• Instructions to follow
Could every line below be transcribed exactly, with the pictures dropped?
▬▬▬▬▬▬▬▬▬▬
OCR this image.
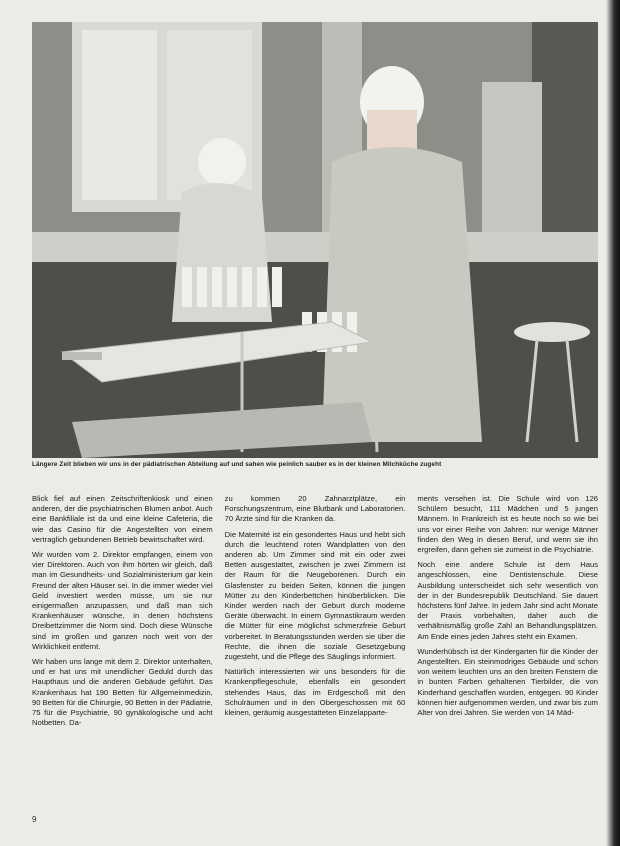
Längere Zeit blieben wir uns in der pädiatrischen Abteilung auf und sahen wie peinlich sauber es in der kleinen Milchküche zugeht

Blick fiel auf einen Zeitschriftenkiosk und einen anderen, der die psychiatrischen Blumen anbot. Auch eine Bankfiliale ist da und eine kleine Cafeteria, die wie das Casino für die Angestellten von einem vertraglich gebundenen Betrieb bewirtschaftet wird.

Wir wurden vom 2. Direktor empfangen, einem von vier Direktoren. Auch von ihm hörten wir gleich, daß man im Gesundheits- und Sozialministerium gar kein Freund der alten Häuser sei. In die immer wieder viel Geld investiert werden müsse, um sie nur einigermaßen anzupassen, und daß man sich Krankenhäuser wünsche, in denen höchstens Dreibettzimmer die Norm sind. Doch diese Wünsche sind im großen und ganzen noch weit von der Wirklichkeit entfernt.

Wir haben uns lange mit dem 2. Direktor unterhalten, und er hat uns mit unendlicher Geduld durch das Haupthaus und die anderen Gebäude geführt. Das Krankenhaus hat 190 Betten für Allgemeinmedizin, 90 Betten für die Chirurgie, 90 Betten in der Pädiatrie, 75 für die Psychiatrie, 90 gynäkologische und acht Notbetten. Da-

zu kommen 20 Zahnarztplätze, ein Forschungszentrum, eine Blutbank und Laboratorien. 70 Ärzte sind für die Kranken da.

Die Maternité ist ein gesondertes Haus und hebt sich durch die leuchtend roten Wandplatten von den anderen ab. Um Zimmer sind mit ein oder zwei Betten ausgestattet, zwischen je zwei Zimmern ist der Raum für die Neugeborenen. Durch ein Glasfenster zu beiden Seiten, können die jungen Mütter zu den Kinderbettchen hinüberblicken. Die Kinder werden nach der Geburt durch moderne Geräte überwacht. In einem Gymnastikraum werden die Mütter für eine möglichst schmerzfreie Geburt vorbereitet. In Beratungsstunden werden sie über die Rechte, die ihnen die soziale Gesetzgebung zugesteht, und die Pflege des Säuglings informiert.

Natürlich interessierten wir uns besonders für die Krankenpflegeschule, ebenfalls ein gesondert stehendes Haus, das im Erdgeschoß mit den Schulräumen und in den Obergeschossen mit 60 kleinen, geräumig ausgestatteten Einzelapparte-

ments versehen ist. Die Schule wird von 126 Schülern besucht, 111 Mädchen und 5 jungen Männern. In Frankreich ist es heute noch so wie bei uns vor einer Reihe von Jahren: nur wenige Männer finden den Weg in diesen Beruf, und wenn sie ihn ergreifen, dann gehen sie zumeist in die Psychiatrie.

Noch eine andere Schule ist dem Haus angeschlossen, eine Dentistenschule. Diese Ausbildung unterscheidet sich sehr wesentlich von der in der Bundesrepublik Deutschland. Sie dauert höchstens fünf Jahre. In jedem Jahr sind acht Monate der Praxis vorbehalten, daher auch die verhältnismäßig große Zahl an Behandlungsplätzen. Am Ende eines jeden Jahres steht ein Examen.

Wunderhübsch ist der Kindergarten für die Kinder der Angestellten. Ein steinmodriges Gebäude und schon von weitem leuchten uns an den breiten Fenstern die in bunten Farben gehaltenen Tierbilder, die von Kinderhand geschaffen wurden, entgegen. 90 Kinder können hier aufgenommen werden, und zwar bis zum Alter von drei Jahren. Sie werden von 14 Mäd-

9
▬▬▬▬▬▬▬▬▬▬
• Written answer
OCR this image.
Längere Zeit blieben wir uns in der pädiatrischen Abteilung auf und sahen wie peinlich sauber es in der kleinen Milchküche zugeht

Blick fiel auf einen Zeitschriftenkiosk und einen anderen, der die psychiatrischen Blumen anbot. Auch eine Bankfiliale ist da und eine kleine Cafeteria, die wie das Casino für die Angestellten von einem vertraglich gebundenen Betrieb bewirtschaftet wird.

Wir wurden vom 2. Direktor empfangen, einem von vier Direktoren. Auch von ihm hörten wir gleich, daß man im Gesundheits- und Sozialministerium gar kein Freund der alten Häuser sei. In die immer wieder viel Geld investiert werden müsse, um sie nur einigermaßen anzupassen, und daß man sich Krankenhäuser wünsche, in denen höchstens Dreibettzimmer die Norm sind. Doch diese Wünsche sind im großen und ganzen noch weit von der Wirklichkeit entfernt.

Wir haben uns lange mit dem 2. Direktor unterhalten, und er hat uns mit unendlicher Geduld durch das Haupthaus und die anderen Gebäude geführt. Das Krankenhaus hat 190 Betten für Allgemeinmedizin, 90 Betten für die Chirurgie, 90 Betten in der Pädiatrie, 75 für die Psychiatrie, 90 gynäkologische und acht Notbetten. Da-

zu kommen 20 Zahnarztplätze, ein Forschungszentrum, eine Blutbank und Laboratorien. 70 Ärzte sind für die Kranken da.

Die Maternité ist ein gesondertes Haus und hebt sich durch die leuchtend roten Wandplatten von den anderen ab. Um Zimmer sind mit ein oder zwei Betten ausgestattet, zwischen je zwei Zimmern ist der Raum für die Neugeborenen. Durch ein Glasfenster zu beiden Seiten, können die jungen Mütter zu den Kinderbettchen hinüberblicken. Die Kinder werden nach der Geburt durch moderne Geräte überwacht. In einem Gymnastikraum werden die Mütter für eine möglichst schmerzfreie Geburt vorbereitet. In Beratungsstunden werden sie über die Rechte, die ihnen die soziale Gesetzgebung zugesteht, und die Pflege des Säuglings informiert.

Natürlich interessierten wir uns besonders für die Krankenpflegeschule, ebenfalls ein gesondert stehendes Haus, das im Erdgeschoß mit den Schulräumen und in den Obergeschossen mit 60 kleinen, geräumig ausgestatteten Einzelapparte-

ments versehen ist. Die Schule wird von 126 Schülern besucht, 111 Mädchen und 5 jungen Männern. In Frankreich ist es heute noch so wie bei uns vor einer Reihe von Jahren: nur wenige Männer finden den Weg in diesen Beruf, und wenn sie ihn ergreifen, dann gehen sie zumeist in die Psychiatrie.

Noch eine andere Schule ist dem Haus angeschlossen, eine Dentistenschule. Diese Ausbildung unterscheidet sich sehr wesentlich von der in der Bundesrepublik Deutschland. Sie dauert höchstens fünf Jahre. In jedem Jahr sind acht Monate der Praxis vorbehalten, daher auch die verhältnismäßig große Zahl an Behandlungsplätzen. Am Ende eines jeden Jahres steht ein Examen.

Wunderhübsch ist der Kindergarten für die Kinder der Angestellten. Ein steinmodriges Gebäude und schon von weitem leuchten uns an den breiten Fenstern die in bunten Farben gehaltenen Tierbilder, die von Kinderhand geschaffen wurden, entgegen. 90 Kinder können hier aufgenommen werden, und zwar bis zum Alter von drei Jahren. Sie werden von 14 Mäd-

9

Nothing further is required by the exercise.